Which lines include the word "чувств"? Copy each of them.

## BEGIN

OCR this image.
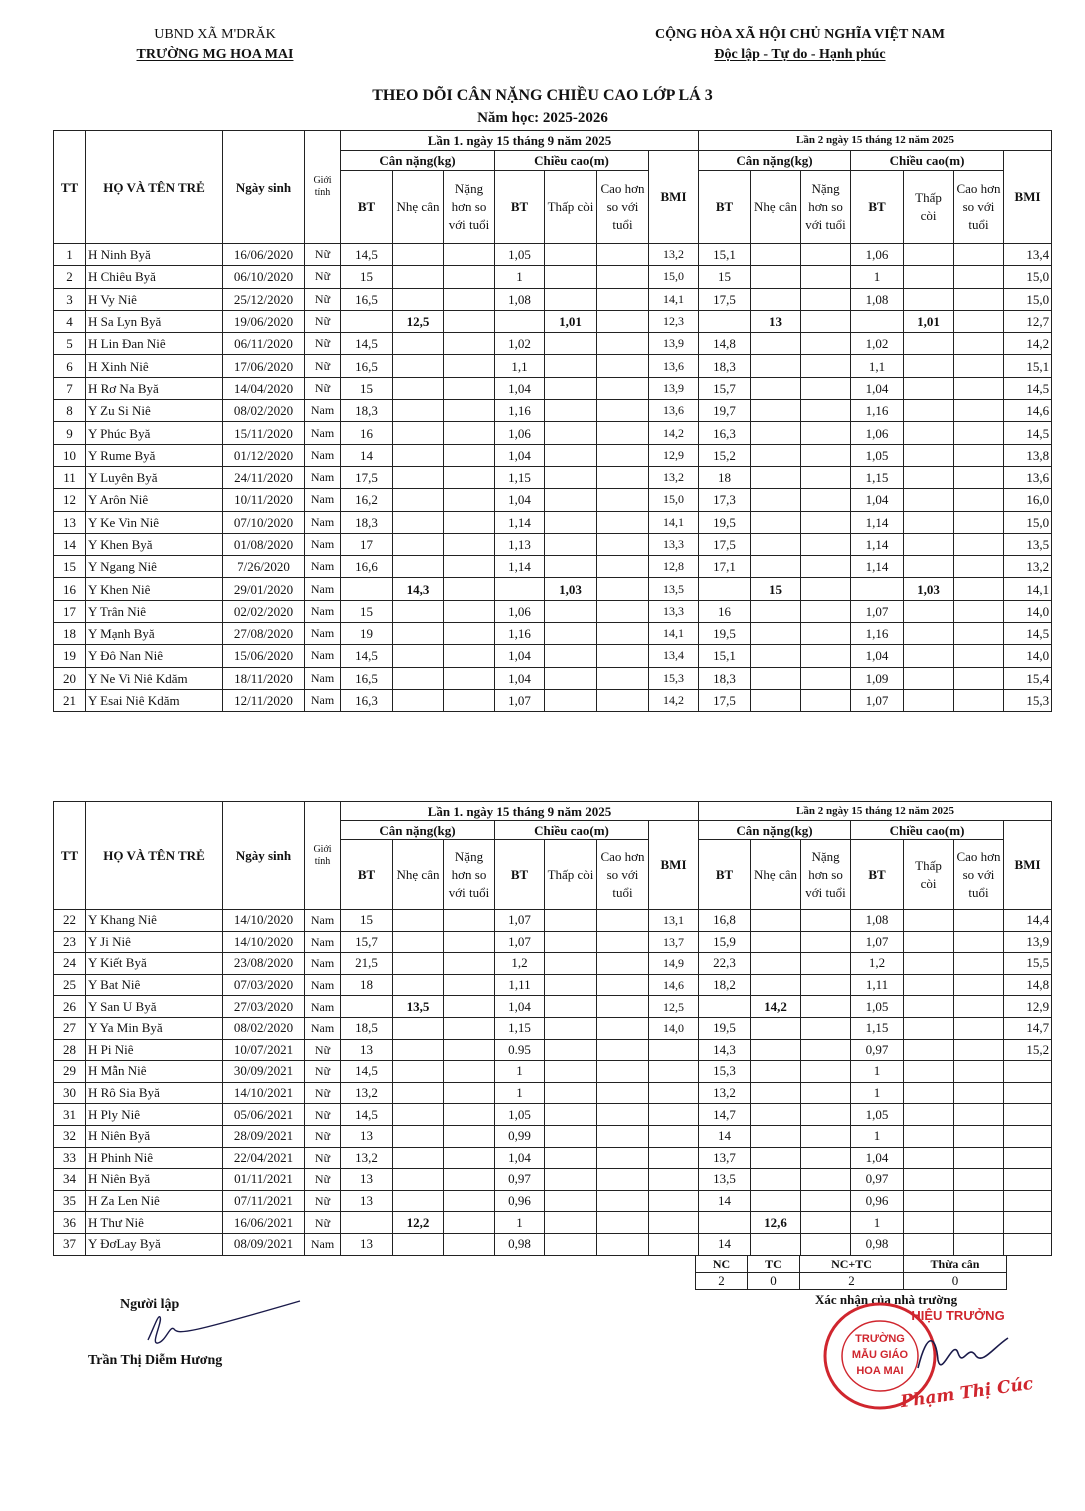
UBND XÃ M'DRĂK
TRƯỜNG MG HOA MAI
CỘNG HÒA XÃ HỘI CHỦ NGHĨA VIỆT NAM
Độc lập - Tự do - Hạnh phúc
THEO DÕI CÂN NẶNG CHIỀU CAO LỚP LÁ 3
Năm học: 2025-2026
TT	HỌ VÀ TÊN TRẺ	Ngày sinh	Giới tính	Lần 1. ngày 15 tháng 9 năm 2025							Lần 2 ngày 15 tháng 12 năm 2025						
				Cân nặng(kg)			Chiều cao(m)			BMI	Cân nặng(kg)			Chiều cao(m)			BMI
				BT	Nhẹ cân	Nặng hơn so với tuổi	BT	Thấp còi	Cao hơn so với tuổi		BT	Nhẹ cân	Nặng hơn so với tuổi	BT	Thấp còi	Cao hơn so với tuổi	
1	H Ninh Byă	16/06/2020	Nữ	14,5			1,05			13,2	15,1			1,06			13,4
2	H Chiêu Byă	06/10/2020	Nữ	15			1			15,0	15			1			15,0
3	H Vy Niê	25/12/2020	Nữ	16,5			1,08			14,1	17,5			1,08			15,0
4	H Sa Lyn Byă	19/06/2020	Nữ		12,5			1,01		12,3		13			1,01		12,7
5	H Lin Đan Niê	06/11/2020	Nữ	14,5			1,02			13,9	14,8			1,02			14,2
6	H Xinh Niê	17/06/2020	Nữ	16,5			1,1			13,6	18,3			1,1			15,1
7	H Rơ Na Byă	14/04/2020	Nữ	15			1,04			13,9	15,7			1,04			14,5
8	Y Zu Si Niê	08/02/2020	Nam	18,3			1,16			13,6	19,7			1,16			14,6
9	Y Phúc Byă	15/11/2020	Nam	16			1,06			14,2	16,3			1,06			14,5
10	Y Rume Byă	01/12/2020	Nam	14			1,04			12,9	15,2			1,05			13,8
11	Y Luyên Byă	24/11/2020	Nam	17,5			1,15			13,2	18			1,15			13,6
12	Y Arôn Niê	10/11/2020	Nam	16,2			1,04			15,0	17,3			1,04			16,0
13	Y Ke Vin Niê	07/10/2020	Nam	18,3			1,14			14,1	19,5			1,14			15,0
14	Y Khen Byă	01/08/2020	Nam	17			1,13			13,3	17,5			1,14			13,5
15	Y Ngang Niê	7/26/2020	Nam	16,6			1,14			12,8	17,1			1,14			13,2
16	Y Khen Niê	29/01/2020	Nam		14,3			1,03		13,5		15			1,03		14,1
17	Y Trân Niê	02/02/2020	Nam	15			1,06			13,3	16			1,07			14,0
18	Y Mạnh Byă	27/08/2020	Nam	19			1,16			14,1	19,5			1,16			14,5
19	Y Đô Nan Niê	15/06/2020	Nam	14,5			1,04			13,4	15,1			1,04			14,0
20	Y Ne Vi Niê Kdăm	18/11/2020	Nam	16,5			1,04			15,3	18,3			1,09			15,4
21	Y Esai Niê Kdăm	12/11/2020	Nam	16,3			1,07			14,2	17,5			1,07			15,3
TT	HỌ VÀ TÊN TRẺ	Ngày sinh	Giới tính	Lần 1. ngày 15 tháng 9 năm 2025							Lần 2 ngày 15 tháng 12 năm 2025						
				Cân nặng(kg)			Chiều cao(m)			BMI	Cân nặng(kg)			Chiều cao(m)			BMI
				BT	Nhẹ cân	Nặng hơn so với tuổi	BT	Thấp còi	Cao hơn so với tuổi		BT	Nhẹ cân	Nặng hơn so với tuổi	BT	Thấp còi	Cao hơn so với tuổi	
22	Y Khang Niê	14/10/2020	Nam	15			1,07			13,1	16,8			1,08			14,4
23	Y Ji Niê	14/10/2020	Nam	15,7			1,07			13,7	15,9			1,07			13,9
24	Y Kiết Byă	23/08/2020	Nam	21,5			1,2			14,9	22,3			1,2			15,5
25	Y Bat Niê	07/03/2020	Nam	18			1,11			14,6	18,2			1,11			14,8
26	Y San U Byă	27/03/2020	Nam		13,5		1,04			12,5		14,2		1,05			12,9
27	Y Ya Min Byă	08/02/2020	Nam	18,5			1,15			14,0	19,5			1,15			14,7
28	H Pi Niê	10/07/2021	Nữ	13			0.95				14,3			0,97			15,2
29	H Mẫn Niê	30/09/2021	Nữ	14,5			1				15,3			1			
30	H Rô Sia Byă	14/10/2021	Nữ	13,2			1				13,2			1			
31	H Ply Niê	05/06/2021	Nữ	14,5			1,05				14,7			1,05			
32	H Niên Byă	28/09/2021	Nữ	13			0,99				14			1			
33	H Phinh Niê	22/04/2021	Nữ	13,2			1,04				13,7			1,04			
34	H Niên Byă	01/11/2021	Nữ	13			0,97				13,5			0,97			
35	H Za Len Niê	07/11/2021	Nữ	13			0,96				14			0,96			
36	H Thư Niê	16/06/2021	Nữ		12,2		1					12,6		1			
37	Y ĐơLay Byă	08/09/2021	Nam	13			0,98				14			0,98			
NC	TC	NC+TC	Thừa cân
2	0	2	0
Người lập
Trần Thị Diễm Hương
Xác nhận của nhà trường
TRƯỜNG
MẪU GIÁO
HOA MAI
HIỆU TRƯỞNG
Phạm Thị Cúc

## END
## BEGIN

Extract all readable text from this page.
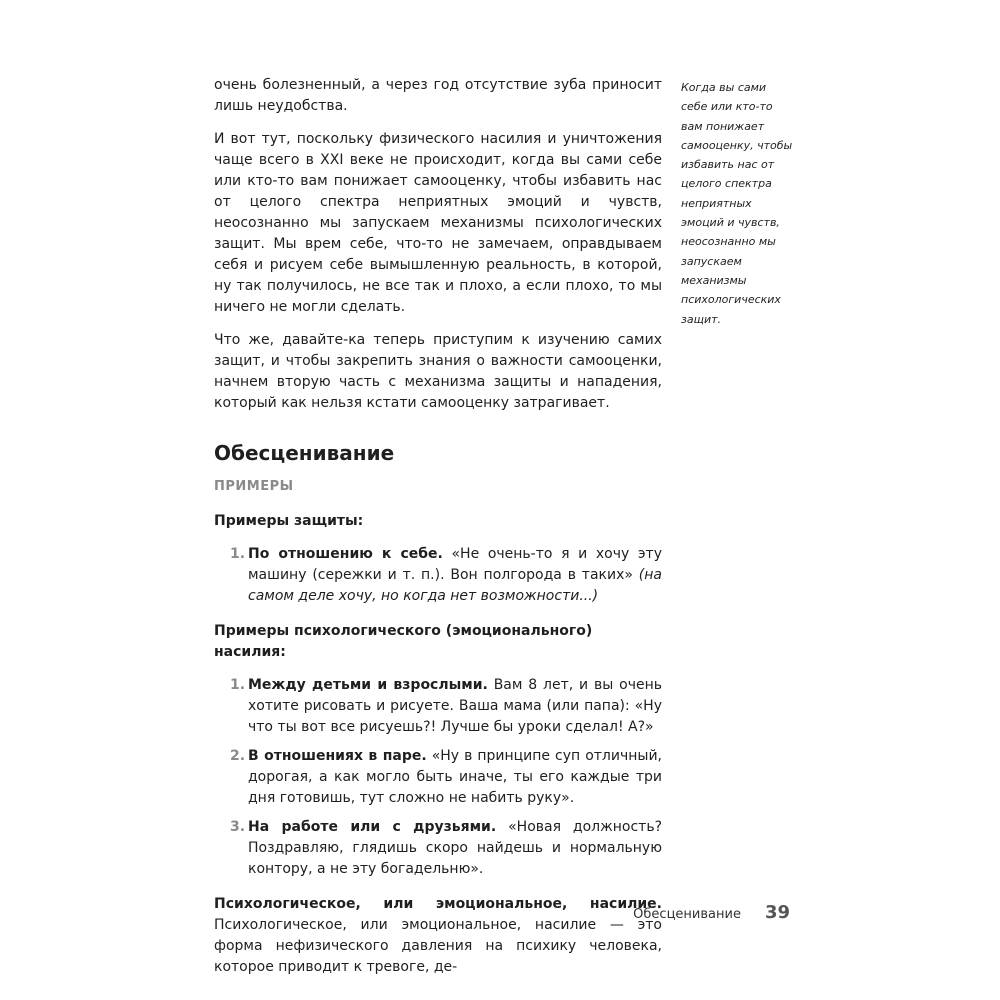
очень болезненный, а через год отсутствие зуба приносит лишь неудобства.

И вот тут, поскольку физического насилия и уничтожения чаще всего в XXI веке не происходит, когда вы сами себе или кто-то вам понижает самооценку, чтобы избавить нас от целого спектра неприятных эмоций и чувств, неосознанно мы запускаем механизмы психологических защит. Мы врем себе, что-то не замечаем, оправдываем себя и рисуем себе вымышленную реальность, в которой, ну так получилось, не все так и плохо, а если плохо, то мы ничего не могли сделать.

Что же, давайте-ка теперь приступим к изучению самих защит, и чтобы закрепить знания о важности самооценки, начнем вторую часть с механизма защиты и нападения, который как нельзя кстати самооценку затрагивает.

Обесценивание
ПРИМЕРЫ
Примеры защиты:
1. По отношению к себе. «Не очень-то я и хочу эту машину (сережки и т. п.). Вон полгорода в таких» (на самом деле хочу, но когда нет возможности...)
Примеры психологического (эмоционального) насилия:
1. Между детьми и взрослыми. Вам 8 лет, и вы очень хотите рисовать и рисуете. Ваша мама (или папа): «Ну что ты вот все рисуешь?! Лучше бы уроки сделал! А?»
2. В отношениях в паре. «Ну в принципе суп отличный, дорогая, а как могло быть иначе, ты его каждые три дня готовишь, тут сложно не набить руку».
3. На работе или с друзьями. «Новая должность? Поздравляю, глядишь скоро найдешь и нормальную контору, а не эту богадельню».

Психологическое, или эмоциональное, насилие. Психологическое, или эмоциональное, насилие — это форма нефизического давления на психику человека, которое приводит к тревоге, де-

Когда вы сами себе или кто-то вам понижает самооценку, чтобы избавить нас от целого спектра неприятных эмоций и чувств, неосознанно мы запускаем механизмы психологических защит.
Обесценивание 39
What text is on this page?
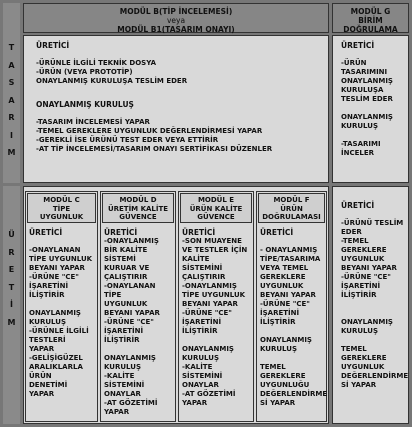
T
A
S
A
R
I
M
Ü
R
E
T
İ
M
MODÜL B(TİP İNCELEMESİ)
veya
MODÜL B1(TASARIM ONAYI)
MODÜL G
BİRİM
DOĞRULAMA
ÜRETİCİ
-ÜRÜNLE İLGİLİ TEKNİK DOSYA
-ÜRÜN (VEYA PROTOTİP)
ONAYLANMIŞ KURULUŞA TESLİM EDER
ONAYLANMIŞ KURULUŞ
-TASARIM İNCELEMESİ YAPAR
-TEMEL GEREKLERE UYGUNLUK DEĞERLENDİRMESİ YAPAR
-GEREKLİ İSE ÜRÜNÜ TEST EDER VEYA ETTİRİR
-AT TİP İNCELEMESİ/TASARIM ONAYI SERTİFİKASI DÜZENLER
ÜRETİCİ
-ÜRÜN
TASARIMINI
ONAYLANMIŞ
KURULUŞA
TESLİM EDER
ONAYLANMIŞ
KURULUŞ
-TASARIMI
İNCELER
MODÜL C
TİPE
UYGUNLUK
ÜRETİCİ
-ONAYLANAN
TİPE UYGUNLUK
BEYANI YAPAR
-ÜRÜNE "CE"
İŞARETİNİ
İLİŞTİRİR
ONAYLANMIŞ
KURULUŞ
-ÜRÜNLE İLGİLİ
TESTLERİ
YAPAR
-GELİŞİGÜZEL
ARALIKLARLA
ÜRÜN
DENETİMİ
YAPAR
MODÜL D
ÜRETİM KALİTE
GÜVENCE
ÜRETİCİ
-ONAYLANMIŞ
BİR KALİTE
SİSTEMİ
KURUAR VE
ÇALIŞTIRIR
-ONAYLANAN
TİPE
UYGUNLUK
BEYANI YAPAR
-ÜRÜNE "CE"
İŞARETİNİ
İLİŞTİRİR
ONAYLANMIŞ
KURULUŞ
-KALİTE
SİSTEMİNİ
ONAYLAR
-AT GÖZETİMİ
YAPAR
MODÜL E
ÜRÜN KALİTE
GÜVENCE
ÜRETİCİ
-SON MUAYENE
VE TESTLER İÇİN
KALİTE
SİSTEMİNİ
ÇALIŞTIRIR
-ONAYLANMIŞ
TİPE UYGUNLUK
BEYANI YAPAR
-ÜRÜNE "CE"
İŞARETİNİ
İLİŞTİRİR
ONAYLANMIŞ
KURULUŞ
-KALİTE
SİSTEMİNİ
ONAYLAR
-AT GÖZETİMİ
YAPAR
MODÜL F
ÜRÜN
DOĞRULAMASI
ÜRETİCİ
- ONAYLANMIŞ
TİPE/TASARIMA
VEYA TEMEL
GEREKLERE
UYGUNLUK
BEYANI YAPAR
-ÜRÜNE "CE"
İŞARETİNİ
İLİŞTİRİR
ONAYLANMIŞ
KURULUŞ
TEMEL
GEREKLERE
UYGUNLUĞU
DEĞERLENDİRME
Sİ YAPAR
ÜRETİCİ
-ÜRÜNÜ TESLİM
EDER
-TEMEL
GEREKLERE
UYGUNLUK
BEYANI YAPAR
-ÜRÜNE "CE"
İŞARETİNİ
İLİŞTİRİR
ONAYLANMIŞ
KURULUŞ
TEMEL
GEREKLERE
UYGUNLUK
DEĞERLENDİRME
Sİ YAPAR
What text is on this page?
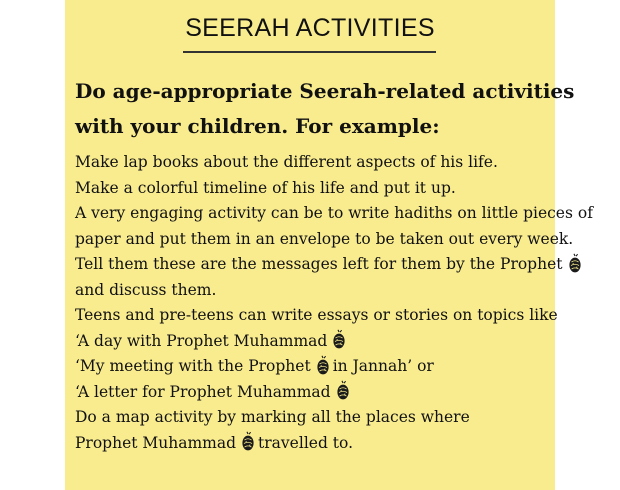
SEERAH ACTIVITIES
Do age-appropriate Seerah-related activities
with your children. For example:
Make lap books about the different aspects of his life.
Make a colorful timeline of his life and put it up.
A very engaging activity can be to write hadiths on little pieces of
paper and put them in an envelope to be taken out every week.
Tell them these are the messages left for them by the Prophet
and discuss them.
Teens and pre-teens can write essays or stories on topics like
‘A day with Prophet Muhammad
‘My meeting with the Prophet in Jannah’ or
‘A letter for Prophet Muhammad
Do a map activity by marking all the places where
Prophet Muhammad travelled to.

## END
## BEGIN

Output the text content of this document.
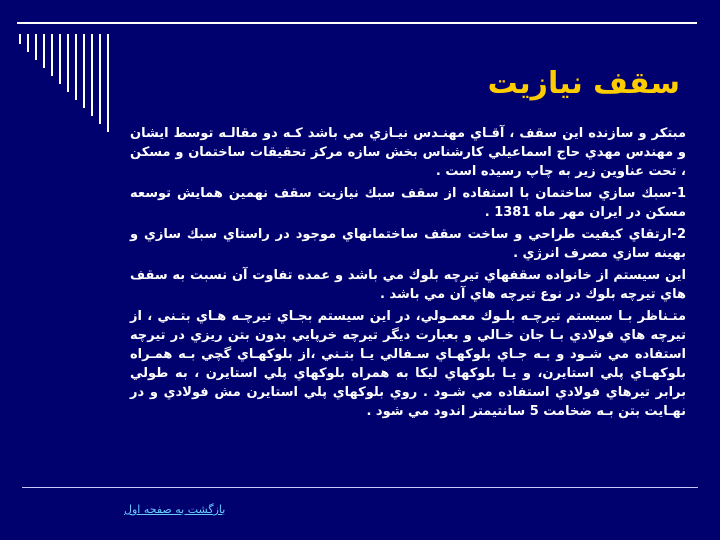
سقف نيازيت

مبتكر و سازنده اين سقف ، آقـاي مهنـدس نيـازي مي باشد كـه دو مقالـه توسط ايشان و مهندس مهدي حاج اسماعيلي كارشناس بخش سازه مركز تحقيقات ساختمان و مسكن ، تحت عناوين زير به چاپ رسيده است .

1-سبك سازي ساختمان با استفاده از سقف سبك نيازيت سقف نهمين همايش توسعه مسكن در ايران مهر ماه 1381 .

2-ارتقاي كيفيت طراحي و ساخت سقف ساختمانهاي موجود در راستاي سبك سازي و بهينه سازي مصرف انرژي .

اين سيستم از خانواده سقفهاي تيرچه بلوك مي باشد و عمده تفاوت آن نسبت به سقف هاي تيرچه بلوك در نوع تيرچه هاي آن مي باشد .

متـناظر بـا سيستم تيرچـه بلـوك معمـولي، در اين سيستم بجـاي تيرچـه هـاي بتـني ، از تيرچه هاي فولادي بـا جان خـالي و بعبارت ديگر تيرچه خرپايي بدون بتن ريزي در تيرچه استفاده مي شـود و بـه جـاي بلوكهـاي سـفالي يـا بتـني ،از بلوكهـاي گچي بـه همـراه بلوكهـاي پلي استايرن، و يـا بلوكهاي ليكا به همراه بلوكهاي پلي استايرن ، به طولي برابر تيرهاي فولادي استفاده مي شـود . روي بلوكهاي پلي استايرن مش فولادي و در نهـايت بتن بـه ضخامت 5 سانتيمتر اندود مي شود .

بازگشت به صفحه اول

## END

= Response to this exercise =
И вот тут, поскольку физического насилия и уничтожения чаще всего в XXI веке не происходит, когда вы сами себе или кто-то вам понижает самооценку, чтобы избавить нас от целого спектра неприятных эмоций и чувств, неосознанно мы запускаем механизмы психологических защит. Мы врем себе, что-то не замечаем, оправдываем себя и рисуем себе вымышленную реальность, в которой, ну так получилось, не все так и плохо, а если плохо, то мы ничего не могли сделать.
Когда вы сами себе или кто-то вам понижает самооценку, чтобы избавить нас от целого спектра неприятных эмоций и чувств, неосознанно мы запускаем механизмы психологических защит.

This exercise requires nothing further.